* START GIVEN RECORDS *

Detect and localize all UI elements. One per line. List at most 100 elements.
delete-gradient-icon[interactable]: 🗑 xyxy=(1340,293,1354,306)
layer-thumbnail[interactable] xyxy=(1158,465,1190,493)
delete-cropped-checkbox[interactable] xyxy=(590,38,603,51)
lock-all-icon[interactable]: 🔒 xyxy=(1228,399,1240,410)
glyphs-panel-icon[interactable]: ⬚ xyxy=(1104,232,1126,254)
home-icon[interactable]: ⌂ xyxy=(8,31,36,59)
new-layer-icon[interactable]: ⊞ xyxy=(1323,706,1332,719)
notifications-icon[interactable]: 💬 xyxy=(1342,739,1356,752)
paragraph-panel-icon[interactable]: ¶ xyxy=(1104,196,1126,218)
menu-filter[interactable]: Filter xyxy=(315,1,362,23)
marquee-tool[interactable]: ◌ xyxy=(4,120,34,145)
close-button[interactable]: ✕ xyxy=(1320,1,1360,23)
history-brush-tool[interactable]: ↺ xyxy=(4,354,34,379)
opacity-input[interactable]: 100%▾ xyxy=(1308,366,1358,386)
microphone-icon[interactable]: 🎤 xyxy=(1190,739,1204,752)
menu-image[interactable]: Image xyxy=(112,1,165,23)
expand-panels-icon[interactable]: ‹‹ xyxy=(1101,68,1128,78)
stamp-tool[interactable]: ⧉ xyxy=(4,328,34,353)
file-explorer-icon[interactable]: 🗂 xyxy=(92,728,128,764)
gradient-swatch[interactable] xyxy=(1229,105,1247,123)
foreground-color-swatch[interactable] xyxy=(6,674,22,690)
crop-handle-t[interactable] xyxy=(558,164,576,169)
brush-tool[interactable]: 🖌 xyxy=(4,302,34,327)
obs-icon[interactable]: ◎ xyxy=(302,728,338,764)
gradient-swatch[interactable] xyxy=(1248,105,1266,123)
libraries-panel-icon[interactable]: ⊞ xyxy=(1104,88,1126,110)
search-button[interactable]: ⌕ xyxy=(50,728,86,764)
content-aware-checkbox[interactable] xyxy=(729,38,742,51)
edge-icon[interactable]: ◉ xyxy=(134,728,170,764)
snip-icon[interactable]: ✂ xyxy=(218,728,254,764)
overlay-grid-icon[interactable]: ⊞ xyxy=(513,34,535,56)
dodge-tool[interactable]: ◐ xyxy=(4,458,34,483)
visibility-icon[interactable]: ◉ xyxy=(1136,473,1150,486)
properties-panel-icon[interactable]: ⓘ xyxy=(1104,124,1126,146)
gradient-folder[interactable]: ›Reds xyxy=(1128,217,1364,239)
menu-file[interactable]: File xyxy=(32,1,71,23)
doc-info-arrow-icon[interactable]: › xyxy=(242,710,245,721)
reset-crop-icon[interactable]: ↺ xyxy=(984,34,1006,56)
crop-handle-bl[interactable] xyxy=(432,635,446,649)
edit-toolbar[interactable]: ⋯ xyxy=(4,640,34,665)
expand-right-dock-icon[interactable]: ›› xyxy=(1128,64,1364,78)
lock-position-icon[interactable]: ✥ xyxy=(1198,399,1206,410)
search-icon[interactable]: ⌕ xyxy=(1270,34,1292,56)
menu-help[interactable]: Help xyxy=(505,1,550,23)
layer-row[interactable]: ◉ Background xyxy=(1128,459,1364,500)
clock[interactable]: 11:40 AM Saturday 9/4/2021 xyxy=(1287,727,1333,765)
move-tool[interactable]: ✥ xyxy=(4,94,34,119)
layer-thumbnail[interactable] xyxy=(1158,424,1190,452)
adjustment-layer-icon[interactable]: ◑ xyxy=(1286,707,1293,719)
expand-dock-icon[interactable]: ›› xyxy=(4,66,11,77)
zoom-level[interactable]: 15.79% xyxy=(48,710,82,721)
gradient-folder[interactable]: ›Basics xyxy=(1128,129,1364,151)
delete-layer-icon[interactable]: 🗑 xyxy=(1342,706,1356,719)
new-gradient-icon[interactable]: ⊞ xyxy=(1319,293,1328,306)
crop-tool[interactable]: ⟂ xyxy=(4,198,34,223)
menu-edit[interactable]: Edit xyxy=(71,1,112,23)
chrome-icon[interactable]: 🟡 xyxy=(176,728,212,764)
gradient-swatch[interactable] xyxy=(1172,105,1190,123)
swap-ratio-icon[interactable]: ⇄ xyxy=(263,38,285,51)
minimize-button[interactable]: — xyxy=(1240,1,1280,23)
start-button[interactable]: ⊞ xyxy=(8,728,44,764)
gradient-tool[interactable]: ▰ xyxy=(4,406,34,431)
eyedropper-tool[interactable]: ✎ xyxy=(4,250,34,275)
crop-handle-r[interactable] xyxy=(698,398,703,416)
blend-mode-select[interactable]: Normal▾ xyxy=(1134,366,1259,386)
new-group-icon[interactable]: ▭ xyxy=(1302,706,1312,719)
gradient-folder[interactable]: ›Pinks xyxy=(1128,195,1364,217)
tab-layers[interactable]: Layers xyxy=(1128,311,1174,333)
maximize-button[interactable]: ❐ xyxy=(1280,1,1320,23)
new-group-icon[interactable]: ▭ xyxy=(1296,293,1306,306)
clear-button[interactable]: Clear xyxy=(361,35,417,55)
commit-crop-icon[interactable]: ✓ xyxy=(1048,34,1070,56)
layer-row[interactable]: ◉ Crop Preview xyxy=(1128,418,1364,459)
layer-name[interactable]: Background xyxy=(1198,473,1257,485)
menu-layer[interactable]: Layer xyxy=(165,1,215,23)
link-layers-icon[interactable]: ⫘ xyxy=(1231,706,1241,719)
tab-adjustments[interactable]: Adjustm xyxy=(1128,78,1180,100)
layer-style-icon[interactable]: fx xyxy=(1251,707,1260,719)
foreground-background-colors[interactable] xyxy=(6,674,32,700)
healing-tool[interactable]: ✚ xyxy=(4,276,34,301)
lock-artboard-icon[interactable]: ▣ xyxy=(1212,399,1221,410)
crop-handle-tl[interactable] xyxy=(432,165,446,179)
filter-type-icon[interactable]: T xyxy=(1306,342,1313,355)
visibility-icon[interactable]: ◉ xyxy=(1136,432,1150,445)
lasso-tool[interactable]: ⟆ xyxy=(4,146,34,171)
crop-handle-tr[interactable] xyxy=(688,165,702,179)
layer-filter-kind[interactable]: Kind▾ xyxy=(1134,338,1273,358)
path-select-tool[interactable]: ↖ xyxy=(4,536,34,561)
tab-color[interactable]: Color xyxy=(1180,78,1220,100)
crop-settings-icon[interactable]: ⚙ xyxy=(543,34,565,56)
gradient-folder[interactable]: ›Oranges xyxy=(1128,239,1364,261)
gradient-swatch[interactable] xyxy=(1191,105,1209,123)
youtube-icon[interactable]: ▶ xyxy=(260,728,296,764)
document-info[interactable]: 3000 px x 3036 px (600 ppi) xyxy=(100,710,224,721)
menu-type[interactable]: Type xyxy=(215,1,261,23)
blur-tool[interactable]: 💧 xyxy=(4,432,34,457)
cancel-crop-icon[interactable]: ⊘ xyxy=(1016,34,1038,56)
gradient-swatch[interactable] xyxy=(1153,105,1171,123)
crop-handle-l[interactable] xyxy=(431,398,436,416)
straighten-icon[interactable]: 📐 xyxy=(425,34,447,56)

* END GIVEN RECORDS *

:: SET TASK ::
Reproduce the material above word for word, starting from its first line and stopping after the line that contains "menu-file[interactable]: File xyxy=(32,1,71,23)".

:: CORRECT ANSWER ::
Detect and localize all UI elements. One per line. List at most 100 elements.
delete-gradient-icon[interactable]: 🗑 xyxy=(1340,293,1354,306)
layer-thumbnail[interactable] xyxy=(1158,465,1190,493)
delete-cropped-checkbox[interactable] xyxy=(590,38,603,51)
lock-all-icon[interactable]: 🔒 xyxy=(1228,399,1240,410)
glyphs-panel-icon[interactable]: ⬚ xyxy=(1104,232,1126,254)
home-icon[interactable]: ⌂ xyxy=(8,31,36,59)
new-layer-icon[interactable]: ⊞ xyxy=(1323,706,1332,719)
notifications-icon[interactable]: 💬 xyxy=(1342,739,1356,752)
paragraph-panel-icon[interactable]: ¶ xyxy=(1104,196,1126,218)
menu-filter[interactable]: Filter xyxy=(315,1,362,23)
marquee-tool[interactable]: ◌ xyxy=(4,120,34,145)
close-button[interactable]: ✕ xyxy=(1320,1,1360,23)
history-brush-tool[interactable]: ↺ xyxy=(4,354,34,379)
opacity-input[interactable]: 100%▾ xyxy=(1308,366,1358,386)
microphone-icon[interactable]: 🎤 xyxy=(1190,739,1204,752)
menu-image[interactable]: Image xyxy=(112,1,165,23)
expand-panels-icon[interactable]: ‹‹ xyxy=(1101,68,1128,78)
stamp-tool[interactable]: ⧉ xyxy=(4,328,34,353)
file-explorer-icon[interactable]: 🗂 xyxy=(92,728,128,764)
gradient-swatch[interactable] xyxy=(1229,105,1247,123)
foreground-color-swatch[interactable] xyxy=(6,674,22,690)
crop-handle-t[interactable] xyxy=(558,164,576,169)
brush-tool[interactable]: 🖌 xyxy=(4,302,34,327)
obs-icon[interactable]: ◎ xyxy=(302,728,338,764)
gradient-swatch[interactable] xyxy=(1248,105,1266,123)
libraries-panel-icon[interactable]: ⊞ xyxy=(1104,88,1126,110)
search-button[interactable]: ⌕ xyxy=(50,728,86,764)
content-aware-checkbox[interactable] xyxy=(729,38,742,51)
edge-icon[interactable]: ◉ xyxy=(134,728,170,764)
snip-icon[interactable]: ✂ xyxy=(218,728,254,764)
overlay-grid-icon[interactable]: ⊞ xyxy=(513,34,535,56)
dodge-tool[interactable]: ◐ xyxy=(4,458,34,483)
visibility-icon[interactable]: ◉ xyxy=(1136,473,1150,486)
properties-panel-icon[interactable]: ⓘ xyxy=(1104,124,1126,146)
gradient-folder[interactable]: ›Reds xyxy=(1128,217,1364,239)
menu-file[interactable]: File xyxy=(32,1,71,23)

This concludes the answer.